--- begin Material for this exercise ---

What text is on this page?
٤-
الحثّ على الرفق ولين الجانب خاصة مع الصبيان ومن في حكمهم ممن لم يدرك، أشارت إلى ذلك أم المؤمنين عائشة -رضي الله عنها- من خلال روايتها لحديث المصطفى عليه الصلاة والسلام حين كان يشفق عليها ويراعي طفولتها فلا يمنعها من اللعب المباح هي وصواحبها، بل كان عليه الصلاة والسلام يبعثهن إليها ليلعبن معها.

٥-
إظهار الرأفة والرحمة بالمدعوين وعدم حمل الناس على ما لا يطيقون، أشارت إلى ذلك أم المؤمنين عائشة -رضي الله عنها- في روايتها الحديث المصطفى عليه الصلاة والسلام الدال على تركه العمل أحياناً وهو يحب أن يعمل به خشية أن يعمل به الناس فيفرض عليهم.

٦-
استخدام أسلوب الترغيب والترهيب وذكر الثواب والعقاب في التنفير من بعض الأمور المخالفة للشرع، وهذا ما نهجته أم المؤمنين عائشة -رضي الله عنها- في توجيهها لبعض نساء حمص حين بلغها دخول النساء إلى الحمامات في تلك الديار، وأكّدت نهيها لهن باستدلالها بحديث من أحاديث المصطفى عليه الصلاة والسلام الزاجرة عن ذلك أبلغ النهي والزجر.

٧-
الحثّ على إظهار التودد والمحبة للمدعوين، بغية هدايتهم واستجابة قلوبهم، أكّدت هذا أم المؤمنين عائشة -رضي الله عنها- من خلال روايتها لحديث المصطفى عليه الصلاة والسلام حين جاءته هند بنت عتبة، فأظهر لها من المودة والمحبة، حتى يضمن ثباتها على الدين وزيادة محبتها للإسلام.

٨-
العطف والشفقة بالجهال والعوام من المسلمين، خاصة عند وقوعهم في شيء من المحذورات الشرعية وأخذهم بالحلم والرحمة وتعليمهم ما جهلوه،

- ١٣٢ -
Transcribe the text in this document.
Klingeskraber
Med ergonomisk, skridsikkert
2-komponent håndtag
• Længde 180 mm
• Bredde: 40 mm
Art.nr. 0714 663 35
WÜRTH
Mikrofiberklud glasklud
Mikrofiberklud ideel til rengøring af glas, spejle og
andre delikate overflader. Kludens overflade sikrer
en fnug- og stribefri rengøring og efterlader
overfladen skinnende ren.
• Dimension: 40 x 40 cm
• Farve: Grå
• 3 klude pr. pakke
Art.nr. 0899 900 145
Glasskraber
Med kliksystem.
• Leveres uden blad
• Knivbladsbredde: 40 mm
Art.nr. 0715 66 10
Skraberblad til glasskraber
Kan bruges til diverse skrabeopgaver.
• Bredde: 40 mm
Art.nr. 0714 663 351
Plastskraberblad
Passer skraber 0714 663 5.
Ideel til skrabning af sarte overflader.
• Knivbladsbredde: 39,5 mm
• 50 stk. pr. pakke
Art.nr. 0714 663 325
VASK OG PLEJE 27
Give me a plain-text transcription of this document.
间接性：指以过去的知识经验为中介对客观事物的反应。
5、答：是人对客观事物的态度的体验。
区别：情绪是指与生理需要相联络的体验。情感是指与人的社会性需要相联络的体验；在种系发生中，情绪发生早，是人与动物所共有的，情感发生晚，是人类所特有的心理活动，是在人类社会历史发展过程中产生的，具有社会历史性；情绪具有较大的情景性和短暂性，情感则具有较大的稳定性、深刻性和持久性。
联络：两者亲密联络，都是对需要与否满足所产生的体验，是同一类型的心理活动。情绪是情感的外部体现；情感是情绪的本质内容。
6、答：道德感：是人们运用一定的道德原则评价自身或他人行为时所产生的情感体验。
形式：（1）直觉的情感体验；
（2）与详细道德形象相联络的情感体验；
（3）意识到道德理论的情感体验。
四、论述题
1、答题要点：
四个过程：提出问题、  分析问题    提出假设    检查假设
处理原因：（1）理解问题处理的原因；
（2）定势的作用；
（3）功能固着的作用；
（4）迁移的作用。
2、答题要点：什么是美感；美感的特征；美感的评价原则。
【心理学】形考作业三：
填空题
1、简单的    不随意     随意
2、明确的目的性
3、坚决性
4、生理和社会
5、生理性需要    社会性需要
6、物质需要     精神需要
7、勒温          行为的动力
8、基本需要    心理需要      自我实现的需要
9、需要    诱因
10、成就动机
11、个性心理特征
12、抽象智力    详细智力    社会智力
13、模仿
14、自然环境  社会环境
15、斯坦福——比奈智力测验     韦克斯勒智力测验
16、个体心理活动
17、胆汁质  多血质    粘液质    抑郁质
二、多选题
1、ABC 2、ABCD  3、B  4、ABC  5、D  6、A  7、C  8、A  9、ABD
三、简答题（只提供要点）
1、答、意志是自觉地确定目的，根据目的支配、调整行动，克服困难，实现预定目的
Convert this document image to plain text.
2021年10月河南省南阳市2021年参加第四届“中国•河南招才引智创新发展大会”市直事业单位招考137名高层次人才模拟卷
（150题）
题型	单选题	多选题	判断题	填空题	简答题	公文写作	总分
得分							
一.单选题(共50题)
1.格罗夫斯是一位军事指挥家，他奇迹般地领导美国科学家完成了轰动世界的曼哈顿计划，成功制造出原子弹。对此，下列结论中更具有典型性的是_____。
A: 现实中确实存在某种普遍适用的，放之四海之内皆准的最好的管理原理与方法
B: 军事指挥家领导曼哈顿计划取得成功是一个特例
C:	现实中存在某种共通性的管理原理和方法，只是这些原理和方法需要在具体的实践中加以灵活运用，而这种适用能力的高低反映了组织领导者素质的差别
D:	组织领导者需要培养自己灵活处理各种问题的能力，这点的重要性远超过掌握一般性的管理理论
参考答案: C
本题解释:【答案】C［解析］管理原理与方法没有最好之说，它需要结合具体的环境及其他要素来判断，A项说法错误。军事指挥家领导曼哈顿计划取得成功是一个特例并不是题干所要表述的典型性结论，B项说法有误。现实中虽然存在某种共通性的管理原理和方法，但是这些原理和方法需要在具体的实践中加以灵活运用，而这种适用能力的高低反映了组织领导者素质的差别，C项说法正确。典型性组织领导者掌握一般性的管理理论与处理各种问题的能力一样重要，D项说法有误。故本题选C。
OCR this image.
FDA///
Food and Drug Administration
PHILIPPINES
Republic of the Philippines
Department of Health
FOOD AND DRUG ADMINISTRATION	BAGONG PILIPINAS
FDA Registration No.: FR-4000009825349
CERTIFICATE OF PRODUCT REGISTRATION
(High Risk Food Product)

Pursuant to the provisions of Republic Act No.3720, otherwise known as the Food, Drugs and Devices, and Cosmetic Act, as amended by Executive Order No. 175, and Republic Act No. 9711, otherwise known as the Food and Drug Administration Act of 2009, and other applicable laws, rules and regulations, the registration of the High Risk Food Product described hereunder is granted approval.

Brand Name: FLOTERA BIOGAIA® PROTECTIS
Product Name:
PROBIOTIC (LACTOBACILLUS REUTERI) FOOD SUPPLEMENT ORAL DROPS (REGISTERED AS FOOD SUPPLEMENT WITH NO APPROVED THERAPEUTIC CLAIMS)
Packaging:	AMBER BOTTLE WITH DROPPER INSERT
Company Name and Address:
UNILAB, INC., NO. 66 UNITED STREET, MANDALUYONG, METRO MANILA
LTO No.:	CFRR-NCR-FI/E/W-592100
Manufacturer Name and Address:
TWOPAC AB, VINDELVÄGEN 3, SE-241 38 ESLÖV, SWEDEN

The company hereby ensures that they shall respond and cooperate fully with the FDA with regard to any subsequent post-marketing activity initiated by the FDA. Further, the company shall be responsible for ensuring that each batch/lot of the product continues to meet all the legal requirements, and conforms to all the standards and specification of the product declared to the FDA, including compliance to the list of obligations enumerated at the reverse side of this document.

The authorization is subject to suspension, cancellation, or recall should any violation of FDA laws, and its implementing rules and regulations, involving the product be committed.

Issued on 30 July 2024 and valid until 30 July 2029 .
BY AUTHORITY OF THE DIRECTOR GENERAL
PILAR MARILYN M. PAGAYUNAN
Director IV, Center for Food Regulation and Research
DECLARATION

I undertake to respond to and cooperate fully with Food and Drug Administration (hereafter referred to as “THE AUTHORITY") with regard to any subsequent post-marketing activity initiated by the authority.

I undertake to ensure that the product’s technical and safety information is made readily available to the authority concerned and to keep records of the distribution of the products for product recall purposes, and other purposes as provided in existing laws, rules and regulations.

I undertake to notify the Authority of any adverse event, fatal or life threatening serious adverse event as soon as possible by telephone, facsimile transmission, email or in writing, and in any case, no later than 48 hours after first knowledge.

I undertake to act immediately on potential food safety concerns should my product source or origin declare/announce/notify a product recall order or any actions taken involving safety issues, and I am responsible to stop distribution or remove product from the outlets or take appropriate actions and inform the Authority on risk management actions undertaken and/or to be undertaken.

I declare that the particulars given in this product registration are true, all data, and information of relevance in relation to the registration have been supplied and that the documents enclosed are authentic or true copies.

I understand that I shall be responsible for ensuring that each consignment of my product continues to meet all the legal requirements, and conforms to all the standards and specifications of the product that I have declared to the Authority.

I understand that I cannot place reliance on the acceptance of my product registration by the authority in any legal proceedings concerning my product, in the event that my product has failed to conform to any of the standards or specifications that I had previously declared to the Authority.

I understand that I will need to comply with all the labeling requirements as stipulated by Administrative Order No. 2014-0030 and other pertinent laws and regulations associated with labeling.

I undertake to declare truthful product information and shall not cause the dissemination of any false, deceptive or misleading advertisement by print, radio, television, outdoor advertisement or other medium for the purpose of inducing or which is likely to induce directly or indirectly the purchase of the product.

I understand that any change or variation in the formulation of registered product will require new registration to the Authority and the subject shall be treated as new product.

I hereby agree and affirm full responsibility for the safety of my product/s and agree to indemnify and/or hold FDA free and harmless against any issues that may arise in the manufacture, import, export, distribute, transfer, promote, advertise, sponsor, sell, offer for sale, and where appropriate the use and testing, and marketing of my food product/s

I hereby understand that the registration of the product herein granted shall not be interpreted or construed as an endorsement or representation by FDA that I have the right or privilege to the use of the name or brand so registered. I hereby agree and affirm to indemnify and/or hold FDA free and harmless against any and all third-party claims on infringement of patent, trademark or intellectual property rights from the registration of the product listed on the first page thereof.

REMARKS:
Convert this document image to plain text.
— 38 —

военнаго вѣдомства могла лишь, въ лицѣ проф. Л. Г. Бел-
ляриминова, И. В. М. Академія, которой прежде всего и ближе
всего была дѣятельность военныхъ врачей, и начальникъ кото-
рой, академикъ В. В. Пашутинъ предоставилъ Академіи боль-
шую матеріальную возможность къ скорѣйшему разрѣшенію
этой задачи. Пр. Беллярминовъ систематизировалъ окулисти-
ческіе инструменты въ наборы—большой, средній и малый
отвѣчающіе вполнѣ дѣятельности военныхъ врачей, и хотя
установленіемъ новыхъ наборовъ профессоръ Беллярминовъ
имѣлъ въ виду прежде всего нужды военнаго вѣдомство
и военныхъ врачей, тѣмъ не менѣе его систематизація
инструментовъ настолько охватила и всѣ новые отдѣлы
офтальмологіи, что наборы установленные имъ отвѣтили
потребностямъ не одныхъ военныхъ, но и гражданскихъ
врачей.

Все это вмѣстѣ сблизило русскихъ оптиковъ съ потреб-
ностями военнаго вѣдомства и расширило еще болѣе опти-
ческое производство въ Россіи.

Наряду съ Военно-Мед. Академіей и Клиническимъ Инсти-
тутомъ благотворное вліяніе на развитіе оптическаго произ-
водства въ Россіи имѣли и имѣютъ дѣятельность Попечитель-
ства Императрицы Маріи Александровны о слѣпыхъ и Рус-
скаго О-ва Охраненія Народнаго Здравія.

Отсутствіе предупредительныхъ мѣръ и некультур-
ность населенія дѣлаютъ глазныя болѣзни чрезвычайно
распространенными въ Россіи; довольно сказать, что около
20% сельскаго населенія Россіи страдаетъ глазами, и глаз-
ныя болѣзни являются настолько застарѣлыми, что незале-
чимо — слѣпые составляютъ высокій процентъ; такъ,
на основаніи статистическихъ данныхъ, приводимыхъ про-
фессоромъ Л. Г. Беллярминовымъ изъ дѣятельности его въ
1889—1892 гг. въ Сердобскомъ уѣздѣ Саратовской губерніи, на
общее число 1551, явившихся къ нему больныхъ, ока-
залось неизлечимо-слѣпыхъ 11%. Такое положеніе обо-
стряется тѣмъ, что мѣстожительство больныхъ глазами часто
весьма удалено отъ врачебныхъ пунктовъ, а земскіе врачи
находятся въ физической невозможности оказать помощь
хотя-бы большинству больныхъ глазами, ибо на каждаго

--- end Material for this exercise ---

**Written exercise**:
Check every line of the records above for the string "خاصة" and say how many contain it, giving the number alone.

**Output for this exercise**:
2